* BEGIN Information given *

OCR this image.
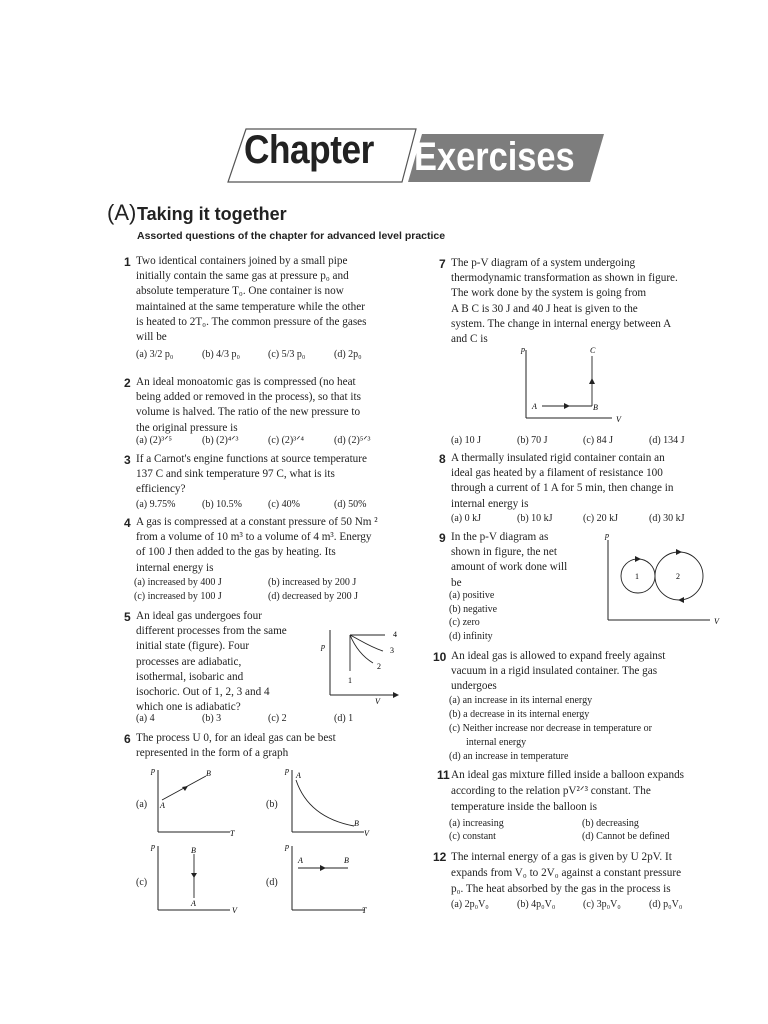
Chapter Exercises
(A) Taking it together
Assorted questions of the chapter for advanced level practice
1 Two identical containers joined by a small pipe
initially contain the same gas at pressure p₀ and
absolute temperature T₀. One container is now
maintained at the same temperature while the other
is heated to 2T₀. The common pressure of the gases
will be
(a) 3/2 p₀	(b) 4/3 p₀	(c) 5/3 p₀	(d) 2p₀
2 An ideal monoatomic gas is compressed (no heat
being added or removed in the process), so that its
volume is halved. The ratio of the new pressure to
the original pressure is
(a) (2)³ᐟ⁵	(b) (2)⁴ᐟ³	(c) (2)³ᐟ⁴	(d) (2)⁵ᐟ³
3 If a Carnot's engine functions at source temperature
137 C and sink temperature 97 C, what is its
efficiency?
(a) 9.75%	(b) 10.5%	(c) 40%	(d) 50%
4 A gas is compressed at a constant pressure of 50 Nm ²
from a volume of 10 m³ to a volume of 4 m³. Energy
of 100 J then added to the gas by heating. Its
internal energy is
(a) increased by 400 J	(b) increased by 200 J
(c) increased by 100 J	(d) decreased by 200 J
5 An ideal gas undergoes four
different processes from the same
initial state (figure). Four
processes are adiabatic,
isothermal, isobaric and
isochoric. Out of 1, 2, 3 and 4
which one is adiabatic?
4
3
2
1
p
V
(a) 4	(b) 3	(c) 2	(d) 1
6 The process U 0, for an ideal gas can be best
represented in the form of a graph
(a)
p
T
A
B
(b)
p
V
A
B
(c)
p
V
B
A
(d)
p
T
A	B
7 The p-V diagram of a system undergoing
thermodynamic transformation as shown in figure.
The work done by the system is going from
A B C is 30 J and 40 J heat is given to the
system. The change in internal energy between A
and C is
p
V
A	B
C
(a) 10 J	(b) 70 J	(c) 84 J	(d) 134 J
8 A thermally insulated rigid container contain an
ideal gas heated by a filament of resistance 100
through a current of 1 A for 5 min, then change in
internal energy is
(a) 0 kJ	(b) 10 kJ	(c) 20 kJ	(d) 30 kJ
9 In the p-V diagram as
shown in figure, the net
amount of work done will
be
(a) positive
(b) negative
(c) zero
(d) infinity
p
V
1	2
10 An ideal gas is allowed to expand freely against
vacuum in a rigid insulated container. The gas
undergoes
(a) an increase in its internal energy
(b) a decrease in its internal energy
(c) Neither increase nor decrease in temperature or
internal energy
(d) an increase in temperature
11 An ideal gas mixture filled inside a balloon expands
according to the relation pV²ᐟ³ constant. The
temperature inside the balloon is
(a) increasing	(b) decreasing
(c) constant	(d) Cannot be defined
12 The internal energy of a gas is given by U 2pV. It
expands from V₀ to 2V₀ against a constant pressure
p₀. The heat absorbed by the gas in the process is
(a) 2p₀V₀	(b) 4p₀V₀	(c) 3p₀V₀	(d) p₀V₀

* END Information given *
* BEGIN Information given *

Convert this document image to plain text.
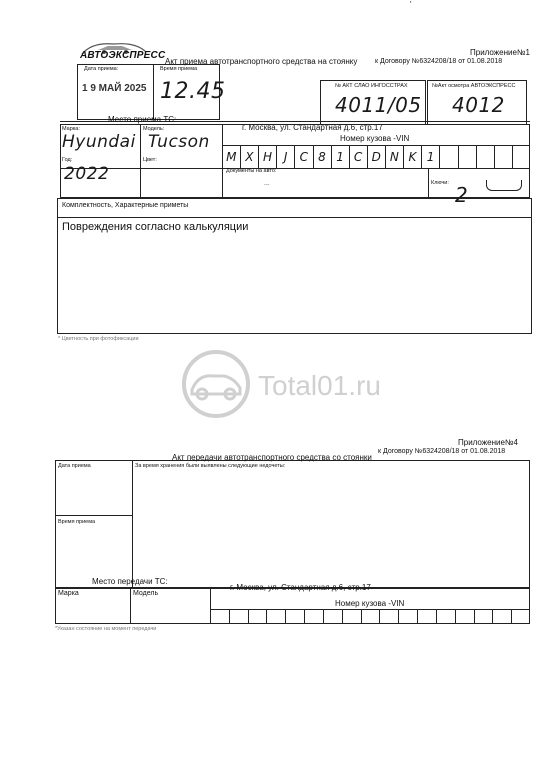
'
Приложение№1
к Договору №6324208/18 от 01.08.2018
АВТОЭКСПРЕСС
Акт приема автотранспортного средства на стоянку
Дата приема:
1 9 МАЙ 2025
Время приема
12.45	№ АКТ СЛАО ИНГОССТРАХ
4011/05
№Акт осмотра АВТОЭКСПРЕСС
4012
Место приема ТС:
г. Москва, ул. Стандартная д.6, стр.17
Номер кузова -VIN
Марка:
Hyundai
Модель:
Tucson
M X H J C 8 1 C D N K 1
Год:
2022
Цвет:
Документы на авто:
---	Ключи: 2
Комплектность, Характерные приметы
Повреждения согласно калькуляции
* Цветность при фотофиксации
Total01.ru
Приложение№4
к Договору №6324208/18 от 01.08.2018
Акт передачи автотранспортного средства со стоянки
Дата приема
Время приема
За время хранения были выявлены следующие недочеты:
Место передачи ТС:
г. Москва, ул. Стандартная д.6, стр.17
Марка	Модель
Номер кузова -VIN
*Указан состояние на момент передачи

* END Information given *
* BEGIN Information given *

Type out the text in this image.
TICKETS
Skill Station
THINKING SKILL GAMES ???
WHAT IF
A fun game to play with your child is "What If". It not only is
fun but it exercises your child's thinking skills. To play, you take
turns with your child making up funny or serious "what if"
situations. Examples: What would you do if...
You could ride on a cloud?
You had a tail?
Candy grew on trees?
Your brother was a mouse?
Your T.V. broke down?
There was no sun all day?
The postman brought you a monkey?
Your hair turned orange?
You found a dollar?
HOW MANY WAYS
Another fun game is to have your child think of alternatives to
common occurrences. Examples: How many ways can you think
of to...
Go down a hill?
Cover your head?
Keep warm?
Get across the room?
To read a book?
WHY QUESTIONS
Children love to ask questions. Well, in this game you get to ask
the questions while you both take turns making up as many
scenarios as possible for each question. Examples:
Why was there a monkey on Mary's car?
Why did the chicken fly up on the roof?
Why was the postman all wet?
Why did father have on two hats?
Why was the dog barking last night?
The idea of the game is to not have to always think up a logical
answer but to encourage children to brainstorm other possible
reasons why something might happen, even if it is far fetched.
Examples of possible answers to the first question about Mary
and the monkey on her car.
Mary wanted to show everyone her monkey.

* END Information given *

■ Work required
Return every line of the preceding records in which the word "приема" appears.

■ Written response
Акт приема автотранспортного средства на стоянку
Дата приема:
Время приема
Место приема ТС:
Дата приема
Время приема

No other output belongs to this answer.